* DESCRIPTION OF THE TASK *
Search the listing below for the word "Indicates" and copy each line that holds it.

* AVAILABLE RECORDS *

:::

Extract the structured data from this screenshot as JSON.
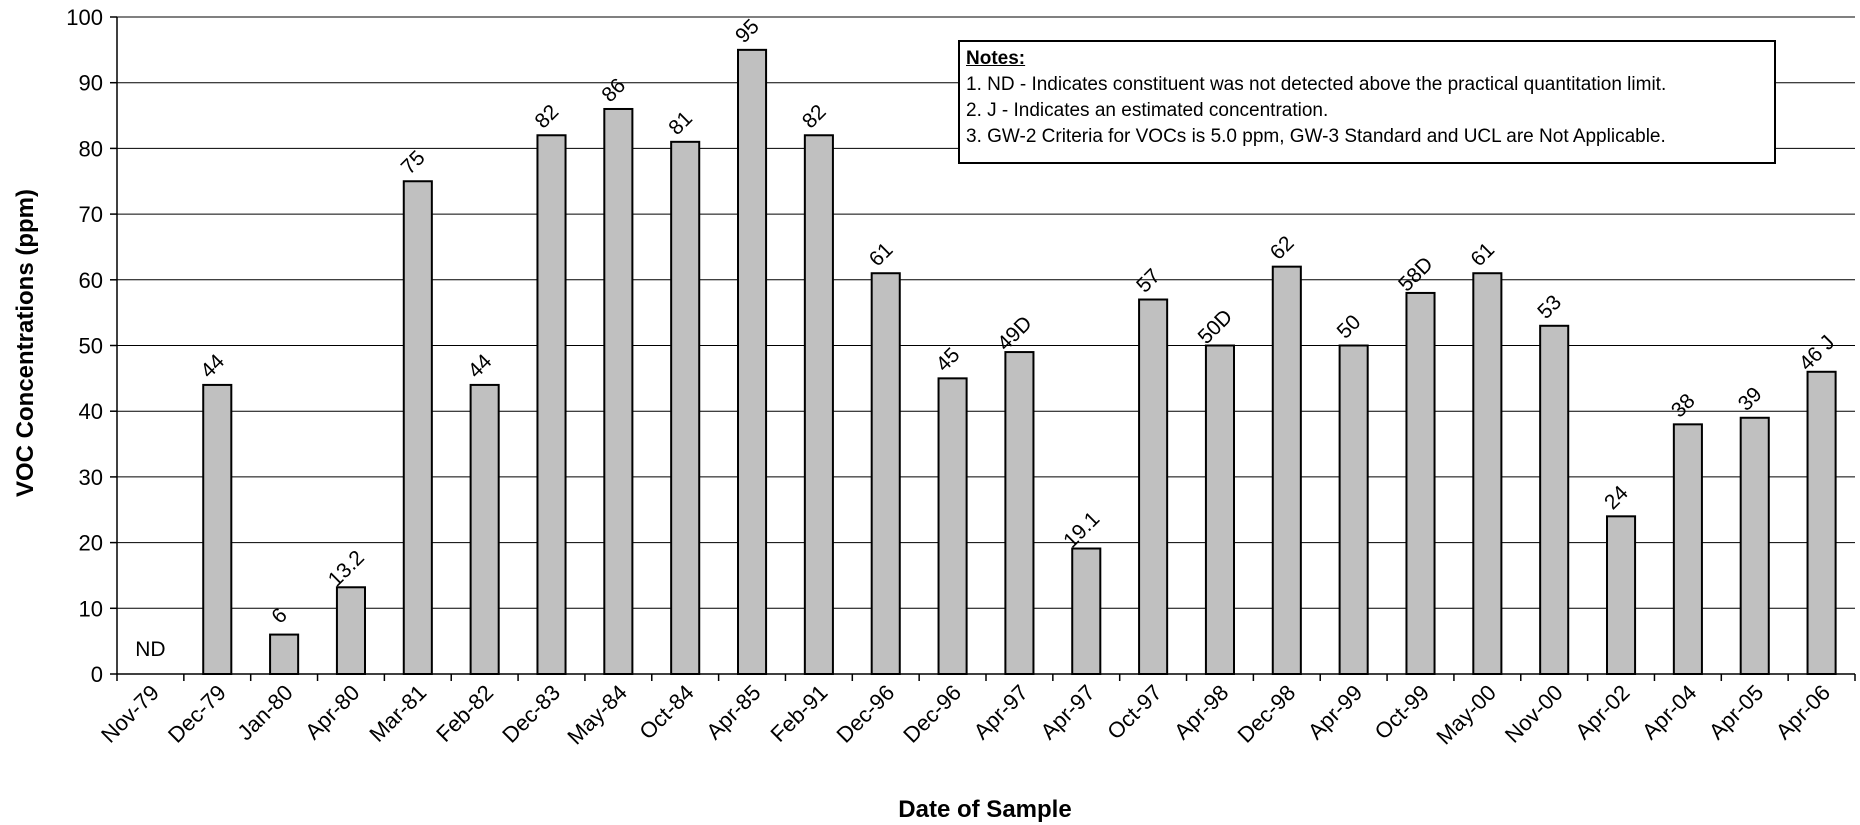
{
  "chart_data": {
    "type": "bar",
    "xlabel": "Date of Sample",
    "ylabel": "VOC Concentrations (ppm)",
    "ylim": [
      0,
      100
    ],
    "yticks": [
      0,
      10,
      20,
      30,
      40,
      50,
      60,
      70,
      80,
      90,
      100
    ],
    "grid": true,
    "bar_color": "#c0c0c0",
    "categories": [
      "Nov-79",
      "Dec-79",
      "Jan-80",
      "Apr-80",
      "Mar-81",
      "Feb-82",
      "Dec-83",
      "May-84",
      "Oct-84",
      "Apr-85",
      "Feb-91",
      "Dec-96",
      "Dec-96",
      "Apr-97",
      "Apr-97",
      "Oct-97",
      "Apr-98",
      "Dec-98",
      "Apr-99",
      "Oct-99",
      "May-00",
      "Nov-00",
      "Apr-02",
      "Apr-04",
      "Apr-05",
      "Apr-06"
    ],
    "values": [
      0,
      44,
      6,
      13.2,
      75,
      44,
      82,
      86,
      81,
      95,
      82,
      61,
      45,
      49,
      19.1,
      57,
      50,
      62,
      50,
      58,
      61,
      53,
      24,
      38,
      39,
      46
    ],
    "labels": [
      "ND",
      "44",
      "6",
      "13.2",
      "75",
      "44",
      "82",
      "86",
      "81",
      "95",
      "82",
      "61",
      "45",
      "49D",
      "19.1",
      "57",
      "50D",
      "62",
      "50",
      "58D",
      "61",
      "53",
      "24",
      "38",
      "39",
      "46 J"
    ],
    "notes": {
      "title": "Notes:",
      "lines": [
        "1.  ND - Indicates constituent was not detected above the practical quantitation limit.",
        "2.  J - Indicates an estimated concentration.",
        "3. GW-2 Criteria for VOCs is 5.0 ppm, GW-3 Standard and UCL are Not Applicable."
      ]
    }
  }
}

:::

* PROBLEM SOLUTION *
        "1.  ND - Indicates constituent was not detected above the practical quantitation limit.",
        "2.  J - Indicates an estimated concentration.",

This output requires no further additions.